### What this task involves
Go through the lines below and copy each one that holds the string "exerted".

### Material shown
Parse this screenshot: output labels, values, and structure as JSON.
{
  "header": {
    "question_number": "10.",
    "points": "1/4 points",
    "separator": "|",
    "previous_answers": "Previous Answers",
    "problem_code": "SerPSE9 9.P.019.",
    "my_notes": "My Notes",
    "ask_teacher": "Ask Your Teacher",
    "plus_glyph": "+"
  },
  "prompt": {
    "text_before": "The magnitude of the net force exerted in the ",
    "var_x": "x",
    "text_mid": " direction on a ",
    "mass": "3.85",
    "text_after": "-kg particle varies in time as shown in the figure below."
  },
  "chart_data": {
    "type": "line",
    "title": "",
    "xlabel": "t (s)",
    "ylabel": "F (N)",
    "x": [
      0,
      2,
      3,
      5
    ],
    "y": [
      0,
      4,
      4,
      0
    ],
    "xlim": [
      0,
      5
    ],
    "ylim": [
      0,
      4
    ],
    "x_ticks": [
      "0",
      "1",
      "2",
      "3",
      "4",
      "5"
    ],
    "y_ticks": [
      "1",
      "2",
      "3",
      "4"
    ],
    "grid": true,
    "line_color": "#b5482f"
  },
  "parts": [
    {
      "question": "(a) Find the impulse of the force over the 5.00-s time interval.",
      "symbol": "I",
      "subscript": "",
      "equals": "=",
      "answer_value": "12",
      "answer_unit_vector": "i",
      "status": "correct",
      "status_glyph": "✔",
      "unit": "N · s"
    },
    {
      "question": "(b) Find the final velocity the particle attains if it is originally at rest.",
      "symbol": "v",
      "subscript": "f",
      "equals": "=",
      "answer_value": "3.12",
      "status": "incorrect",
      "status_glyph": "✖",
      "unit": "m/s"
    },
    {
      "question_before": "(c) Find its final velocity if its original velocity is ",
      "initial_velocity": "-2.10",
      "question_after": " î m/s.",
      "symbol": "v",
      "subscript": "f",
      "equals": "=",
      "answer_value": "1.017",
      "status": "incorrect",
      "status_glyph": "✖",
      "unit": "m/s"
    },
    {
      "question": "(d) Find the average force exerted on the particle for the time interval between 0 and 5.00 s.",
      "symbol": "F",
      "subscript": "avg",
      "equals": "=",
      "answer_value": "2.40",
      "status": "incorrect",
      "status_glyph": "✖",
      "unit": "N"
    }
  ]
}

### Task solution
    "text_before": "The magnitude of the net force exerted in the ",
      "question": "(d) Find the average force exerted on the particle for the time interval between 0 and 5.00 s.",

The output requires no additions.